>> begin SUPPLIED RECORDS
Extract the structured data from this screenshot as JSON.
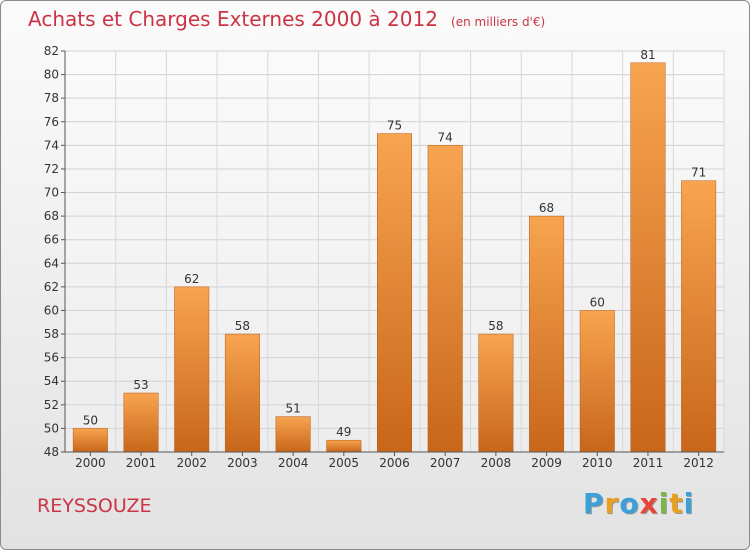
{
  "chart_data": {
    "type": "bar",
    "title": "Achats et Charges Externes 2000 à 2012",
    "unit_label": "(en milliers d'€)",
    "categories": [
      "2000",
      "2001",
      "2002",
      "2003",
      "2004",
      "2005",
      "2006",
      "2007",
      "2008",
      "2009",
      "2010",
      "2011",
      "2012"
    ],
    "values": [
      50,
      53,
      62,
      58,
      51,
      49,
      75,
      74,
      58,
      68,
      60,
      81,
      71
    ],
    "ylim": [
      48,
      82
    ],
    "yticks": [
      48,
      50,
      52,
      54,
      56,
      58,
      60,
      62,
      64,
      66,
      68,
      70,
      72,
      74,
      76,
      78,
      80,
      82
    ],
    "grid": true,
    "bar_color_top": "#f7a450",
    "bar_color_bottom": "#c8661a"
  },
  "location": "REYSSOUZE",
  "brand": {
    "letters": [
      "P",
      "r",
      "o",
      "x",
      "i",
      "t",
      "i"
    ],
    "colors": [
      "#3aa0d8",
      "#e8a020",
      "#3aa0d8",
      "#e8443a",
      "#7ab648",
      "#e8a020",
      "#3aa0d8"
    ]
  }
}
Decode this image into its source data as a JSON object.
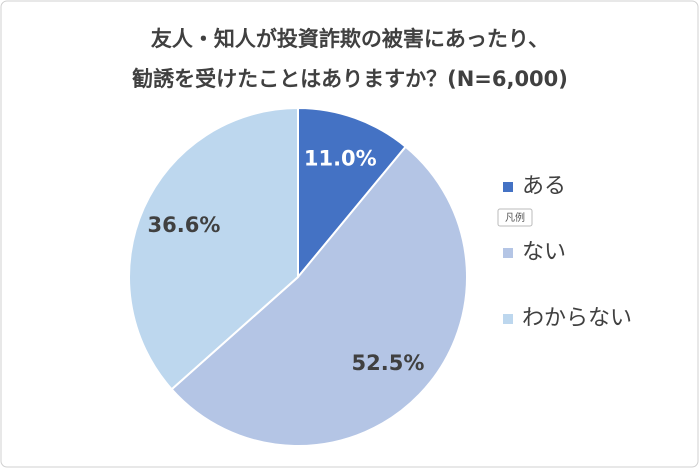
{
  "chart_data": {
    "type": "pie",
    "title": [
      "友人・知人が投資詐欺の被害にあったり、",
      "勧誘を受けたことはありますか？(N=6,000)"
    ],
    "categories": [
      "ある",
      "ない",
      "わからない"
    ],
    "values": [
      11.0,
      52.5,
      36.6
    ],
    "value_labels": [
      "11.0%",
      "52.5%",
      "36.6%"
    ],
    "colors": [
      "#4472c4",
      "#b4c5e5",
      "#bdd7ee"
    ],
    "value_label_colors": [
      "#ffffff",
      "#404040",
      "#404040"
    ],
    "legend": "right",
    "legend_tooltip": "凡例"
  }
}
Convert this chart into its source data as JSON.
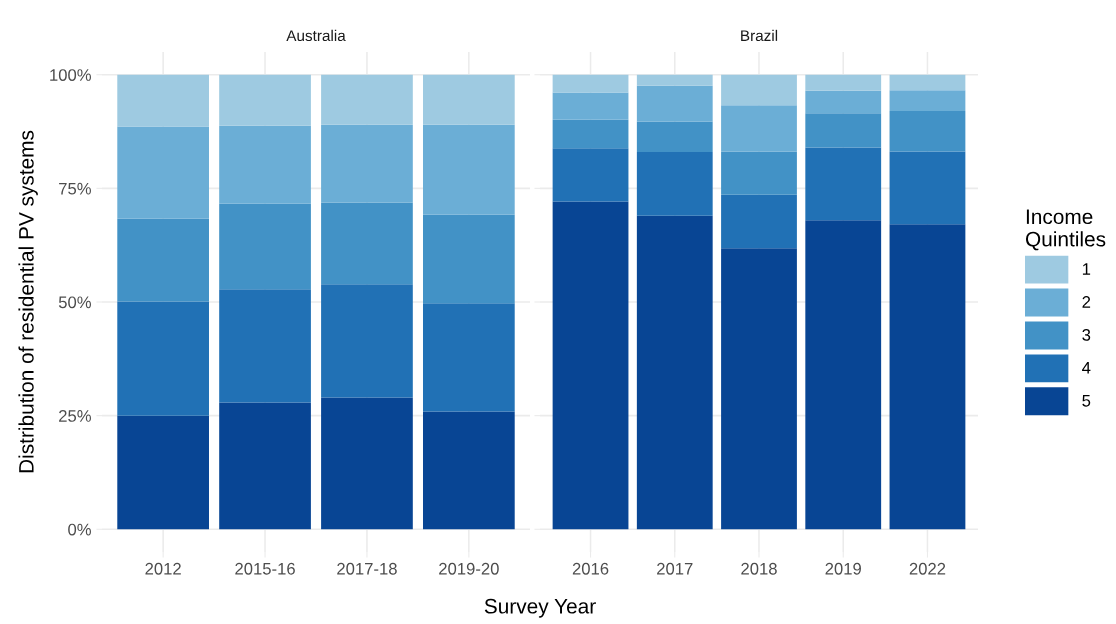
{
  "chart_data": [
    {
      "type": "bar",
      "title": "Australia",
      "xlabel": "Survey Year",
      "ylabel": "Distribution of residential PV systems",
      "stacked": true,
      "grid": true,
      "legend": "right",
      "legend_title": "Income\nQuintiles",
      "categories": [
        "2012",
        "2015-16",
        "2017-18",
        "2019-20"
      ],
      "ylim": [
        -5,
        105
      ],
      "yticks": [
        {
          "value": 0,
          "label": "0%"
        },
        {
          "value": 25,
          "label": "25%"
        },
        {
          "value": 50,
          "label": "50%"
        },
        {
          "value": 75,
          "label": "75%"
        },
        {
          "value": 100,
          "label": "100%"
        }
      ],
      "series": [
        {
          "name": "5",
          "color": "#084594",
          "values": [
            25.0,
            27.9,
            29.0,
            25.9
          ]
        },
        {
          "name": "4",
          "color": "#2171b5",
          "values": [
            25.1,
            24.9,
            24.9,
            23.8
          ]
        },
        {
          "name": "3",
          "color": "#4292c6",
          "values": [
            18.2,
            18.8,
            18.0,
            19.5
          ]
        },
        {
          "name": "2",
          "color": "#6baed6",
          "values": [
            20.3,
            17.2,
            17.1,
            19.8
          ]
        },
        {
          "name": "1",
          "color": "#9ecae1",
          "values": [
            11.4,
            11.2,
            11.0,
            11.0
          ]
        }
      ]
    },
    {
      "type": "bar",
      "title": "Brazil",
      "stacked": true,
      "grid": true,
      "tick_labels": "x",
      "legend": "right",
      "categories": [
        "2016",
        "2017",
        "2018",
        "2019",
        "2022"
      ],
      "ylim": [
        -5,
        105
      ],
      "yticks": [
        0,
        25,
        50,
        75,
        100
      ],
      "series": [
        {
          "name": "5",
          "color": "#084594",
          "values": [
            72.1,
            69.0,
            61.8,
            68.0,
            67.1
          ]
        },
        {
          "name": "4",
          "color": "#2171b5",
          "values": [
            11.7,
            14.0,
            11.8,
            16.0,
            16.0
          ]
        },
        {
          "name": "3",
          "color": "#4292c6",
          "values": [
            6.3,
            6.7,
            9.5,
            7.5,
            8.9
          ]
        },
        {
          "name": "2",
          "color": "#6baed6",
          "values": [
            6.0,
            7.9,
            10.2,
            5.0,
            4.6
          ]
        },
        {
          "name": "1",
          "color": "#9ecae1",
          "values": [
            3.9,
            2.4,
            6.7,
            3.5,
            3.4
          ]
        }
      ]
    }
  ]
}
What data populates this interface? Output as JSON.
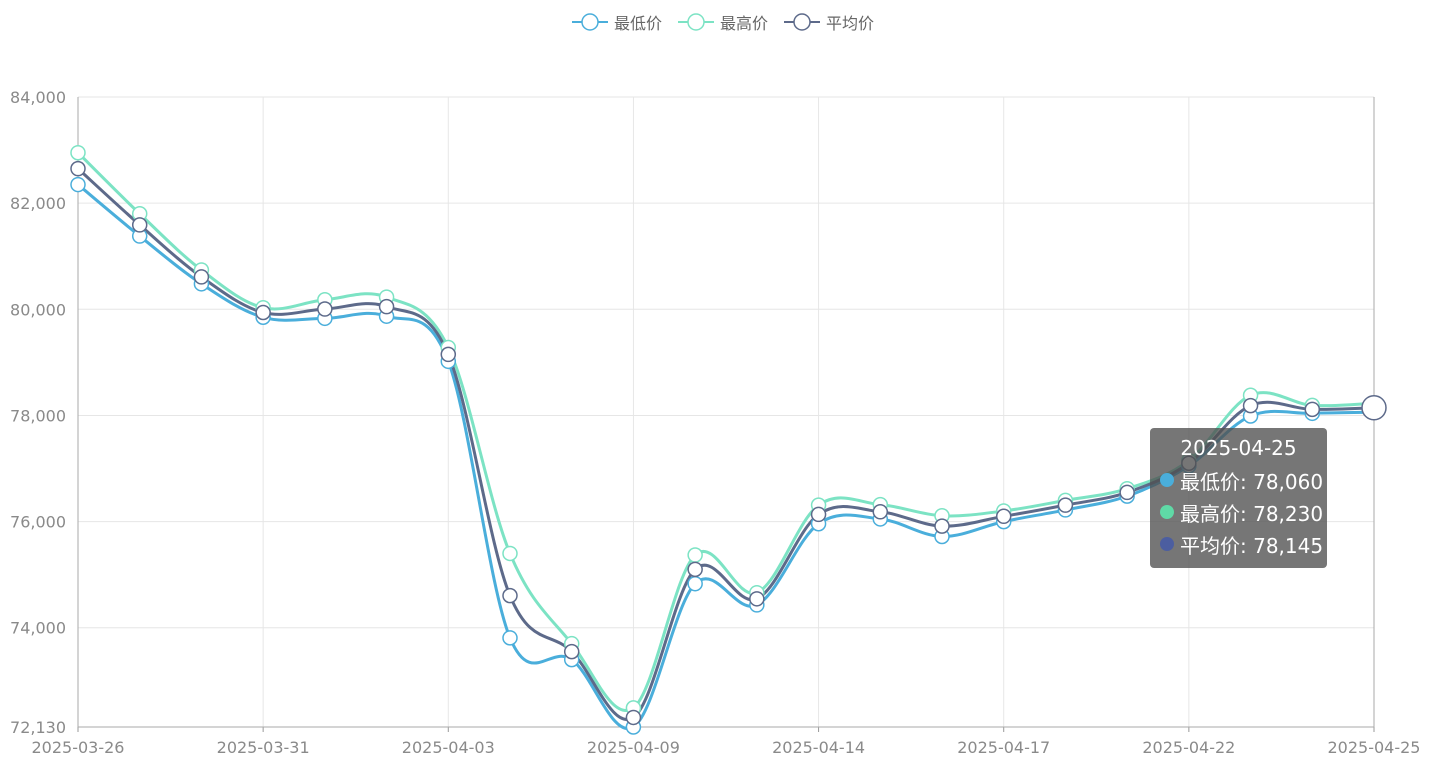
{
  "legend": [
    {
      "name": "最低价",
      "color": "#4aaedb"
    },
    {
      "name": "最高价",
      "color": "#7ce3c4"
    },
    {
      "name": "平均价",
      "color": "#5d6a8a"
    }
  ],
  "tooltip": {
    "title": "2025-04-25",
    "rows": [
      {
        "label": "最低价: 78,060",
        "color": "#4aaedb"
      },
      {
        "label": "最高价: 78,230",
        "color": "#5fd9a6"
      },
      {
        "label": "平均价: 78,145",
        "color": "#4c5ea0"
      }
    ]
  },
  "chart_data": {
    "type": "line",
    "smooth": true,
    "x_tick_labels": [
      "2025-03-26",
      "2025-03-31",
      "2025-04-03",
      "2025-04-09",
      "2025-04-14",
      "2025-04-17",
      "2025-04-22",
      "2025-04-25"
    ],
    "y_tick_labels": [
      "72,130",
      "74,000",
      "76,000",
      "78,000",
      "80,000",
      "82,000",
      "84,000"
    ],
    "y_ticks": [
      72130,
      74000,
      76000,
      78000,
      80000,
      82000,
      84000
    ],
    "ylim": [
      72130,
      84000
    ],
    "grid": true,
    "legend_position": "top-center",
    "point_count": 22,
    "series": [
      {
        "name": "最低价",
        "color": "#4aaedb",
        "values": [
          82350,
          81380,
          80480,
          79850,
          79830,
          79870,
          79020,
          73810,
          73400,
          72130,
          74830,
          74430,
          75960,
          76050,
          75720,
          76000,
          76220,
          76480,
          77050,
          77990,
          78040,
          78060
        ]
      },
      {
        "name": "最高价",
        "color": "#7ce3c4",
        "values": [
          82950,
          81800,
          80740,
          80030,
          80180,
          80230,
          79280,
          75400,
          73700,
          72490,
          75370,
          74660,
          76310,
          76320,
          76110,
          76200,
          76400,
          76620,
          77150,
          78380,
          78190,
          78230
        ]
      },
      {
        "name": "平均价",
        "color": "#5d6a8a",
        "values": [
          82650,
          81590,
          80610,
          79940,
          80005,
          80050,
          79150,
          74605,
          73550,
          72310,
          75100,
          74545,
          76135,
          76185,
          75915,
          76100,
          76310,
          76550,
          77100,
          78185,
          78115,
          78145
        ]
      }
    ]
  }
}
>> end SUPPLIED RECORDS
*OBJECTIVE*
Look over the listing. Pull out every line with the string "this" in it.

*TASK ANSWER*
Extract the structured data from this screenshot as JSON.
Decode this image into its source data as a JSON object.
Convert this chart into its source data as JSON.
What data populates this interface? Output as JSON.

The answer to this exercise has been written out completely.